begin

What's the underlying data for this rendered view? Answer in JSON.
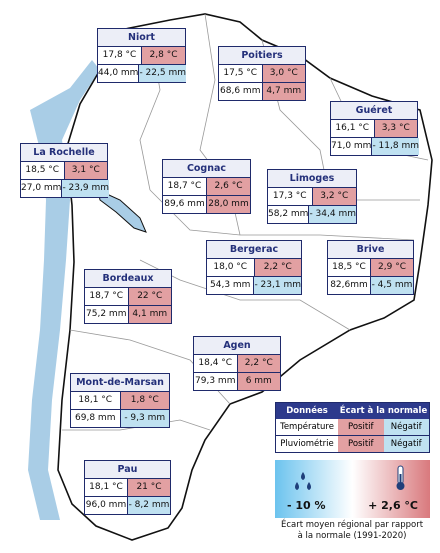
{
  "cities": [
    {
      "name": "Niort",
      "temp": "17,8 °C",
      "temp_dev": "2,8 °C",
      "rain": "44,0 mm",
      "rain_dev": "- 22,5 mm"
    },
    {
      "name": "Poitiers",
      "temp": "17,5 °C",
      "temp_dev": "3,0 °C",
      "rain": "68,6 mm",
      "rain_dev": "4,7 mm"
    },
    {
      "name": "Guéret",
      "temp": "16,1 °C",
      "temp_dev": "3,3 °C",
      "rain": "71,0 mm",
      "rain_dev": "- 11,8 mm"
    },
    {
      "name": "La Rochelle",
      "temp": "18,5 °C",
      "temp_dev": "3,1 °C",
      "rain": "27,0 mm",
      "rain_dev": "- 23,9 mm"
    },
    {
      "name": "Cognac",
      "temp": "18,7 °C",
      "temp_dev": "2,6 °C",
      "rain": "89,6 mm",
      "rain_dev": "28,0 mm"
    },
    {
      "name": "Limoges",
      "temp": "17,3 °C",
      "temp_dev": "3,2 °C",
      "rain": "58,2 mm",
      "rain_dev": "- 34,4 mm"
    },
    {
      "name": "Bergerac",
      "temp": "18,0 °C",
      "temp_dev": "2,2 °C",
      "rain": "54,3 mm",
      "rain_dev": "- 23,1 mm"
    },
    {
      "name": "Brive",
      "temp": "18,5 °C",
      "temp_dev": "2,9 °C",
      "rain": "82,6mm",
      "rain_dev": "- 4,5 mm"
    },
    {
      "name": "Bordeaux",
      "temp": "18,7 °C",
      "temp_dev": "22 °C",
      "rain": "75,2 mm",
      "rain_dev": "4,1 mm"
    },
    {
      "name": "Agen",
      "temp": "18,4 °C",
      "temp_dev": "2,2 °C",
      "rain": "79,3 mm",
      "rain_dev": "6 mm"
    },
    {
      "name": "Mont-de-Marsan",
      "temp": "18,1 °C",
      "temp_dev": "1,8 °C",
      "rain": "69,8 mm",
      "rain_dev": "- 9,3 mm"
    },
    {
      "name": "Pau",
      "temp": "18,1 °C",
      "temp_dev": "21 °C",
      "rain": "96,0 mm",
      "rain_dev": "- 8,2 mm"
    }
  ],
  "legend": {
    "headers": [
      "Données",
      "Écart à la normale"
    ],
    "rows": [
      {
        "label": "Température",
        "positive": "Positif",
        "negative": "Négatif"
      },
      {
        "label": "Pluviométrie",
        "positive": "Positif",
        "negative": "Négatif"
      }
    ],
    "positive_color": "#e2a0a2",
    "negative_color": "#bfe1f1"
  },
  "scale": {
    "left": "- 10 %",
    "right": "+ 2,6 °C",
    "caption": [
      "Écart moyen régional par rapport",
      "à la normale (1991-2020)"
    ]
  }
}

end
begin

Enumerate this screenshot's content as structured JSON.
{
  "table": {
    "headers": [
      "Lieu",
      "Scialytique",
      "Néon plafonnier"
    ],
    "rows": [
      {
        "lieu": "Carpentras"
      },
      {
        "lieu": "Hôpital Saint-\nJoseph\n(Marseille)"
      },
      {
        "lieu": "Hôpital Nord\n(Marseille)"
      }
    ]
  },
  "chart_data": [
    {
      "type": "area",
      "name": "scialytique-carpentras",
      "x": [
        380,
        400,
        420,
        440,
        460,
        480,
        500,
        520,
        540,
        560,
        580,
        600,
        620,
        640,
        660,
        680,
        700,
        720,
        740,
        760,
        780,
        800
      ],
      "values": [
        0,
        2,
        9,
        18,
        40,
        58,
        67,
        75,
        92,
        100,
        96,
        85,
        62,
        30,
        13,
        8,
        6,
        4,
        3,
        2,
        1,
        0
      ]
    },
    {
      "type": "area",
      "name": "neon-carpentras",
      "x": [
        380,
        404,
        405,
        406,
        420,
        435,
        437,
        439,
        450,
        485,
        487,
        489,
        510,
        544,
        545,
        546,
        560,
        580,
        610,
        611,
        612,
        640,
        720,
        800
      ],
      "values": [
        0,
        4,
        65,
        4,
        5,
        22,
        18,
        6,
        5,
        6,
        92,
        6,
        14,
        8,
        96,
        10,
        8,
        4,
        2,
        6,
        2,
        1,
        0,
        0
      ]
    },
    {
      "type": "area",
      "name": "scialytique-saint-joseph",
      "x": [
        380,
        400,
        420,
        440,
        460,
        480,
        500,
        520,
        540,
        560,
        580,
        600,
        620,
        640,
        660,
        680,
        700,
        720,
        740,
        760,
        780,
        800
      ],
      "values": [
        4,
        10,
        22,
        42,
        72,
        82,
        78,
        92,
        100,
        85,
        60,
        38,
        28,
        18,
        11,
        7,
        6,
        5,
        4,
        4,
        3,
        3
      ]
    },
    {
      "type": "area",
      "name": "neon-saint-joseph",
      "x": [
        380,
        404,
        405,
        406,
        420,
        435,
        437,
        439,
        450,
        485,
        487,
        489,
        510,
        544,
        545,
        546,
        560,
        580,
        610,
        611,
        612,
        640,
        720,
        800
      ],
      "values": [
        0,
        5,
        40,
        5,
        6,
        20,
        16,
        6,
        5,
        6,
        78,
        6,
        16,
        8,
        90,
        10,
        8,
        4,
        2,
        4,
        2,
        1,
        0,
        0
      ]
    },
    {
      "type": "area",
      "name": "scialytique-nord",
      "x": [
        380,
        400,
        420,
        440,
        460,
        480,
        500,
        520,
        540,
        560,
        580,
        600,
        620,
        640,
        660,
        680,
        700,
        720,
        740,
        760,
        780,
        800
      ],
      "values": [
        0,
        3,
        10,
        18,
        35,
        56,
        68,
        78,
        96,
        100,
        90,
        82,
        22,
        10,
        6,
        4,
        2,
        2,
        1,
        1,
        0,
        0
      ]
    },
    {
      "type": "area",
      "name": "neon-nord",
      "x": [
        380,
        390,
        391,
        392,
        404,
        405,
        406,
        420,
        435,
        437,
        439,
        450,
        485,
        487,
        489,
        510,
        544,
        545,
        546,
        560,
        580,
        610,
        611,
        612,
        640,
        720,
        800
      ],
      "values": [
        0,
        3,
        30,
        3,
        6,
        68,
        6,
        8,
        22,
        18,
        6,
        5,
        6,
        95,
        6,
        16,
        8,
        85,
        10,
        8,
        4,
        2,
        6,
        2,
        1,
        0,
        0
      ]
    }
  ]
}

end
begin

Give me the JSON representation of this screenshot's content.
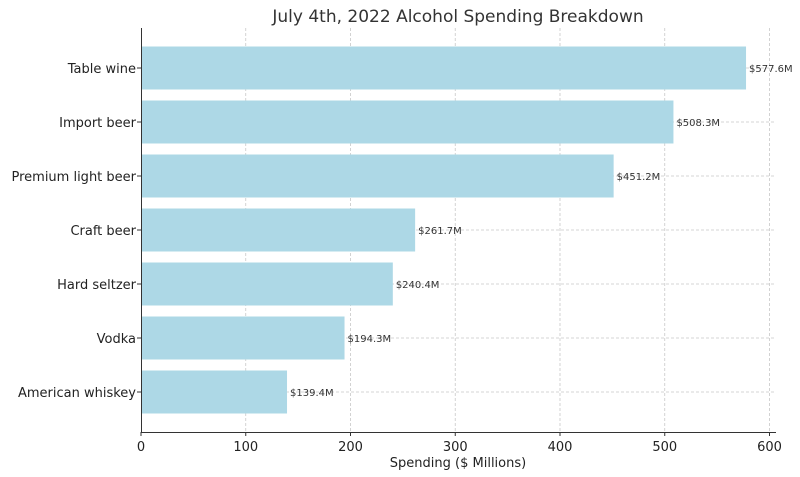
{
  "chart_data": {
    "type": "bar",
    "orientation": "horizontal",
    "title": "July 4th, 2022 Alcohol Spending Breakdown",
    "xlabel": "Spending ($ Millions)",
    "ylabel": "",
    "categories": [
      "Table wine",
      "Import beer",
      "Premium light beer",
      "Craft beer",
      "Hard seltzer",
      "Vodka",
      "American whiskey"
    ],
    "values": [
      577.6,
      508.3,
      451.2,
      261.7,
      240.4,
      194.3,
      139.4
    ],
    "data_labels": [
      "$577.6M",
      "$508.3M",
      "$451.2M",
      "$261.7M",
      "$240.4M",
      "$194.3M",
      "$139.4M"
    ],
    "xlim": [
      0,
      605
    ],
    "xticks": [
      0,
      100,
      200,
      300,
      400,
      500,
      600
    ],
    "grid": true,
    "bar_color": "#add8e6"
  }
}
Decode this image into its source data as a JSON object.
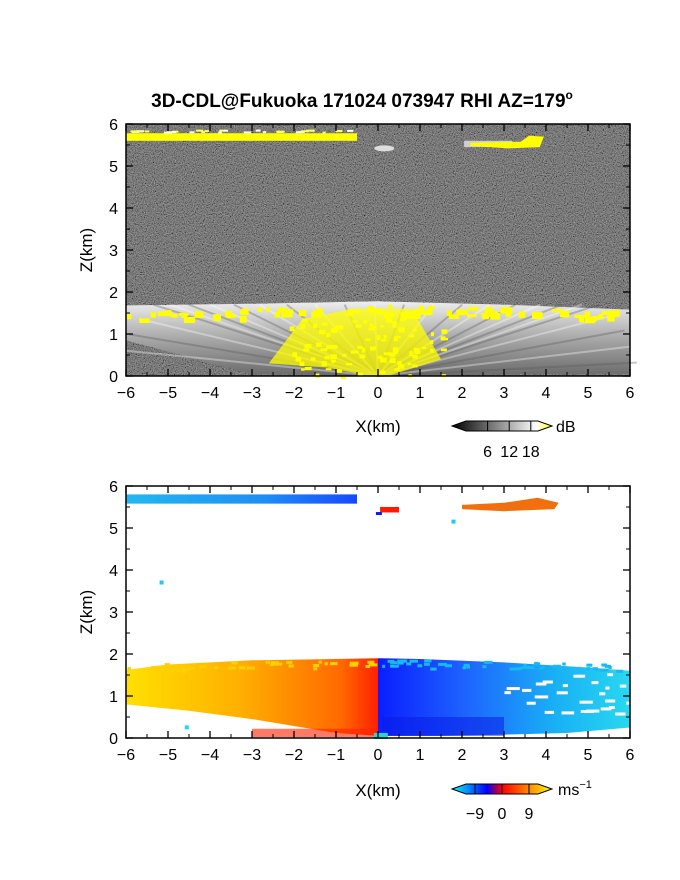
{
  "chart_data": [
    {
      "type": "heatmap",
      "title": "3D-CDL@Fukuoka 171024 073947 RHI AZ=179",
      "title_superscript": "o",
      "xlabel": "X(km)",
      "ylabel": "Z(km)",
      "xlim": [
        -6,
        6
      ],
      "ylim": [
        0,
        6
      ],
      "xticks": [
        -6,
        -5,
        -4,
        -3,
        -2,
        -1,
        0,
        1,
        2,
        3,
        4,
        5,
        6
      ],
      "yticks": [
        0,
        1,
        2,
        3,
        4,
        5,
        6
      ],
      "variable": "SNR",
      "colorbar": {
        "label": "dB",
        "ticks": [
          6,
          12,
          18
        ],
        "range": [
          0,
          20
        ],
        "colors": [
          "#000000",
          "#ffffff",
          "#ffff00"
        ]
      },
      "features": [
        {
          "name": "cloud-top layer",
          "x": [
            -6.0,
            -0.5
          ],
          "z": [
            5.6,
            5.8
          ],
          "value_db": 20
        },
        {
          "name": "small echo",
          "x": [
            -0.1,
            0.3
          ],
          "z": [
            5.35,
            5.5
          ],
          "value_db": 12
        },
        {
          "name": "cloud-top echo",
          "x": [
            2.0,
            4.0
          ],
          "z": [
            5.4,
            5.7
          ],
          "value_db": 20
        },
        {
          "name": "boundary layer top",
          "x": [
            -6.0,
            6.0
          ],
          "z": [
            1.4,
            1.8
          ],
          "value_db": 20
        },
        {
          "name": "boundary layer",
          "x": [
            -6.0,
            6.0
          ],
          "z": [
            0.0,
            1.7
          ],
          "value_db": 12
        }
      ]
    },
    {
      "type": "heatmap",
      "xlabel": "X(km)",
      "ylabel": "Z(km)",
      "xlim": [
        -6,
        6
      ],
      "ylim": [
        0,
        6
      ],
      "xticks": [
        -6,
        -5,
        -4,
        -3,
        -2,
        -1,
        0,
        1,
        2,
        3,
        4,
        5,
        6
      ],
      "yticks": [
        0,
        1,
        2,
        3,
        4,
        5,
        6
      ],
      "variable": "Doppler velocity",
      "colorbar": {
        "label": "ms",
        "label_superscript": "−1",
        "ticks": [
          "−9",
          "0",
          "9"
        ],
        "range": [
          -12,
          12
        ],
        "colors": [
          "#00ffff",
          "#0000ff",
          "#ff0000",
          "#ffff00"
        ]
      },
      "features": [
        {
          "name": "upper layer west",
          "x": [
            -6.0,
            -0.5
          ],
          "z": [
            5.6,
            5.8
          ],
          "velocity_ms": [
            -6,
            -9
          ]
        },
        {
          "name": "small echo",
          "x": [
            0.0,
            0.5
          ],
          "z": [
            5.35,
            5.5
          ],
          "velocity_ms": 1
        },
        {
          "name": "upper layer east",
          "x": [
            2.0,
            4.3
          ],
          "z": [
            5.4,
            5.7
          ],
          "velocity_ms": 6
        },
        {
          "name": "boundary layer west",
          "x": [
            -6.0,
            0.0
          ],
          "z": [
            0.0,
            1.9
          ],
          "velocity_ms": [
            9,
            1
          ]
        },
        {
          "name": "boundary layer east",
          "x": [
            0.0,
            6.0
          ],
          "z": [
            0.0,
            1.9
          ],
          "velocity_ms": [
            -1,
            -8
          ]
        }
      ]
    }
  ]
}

end

§ **PROMPT**
Check each line above for the string "content" and show the ones that have it.

§ **THE COMPLETED TASK**
Enumerate this screenshot's content as structured JSON.
Give me the JSON representation of this screenshot's content.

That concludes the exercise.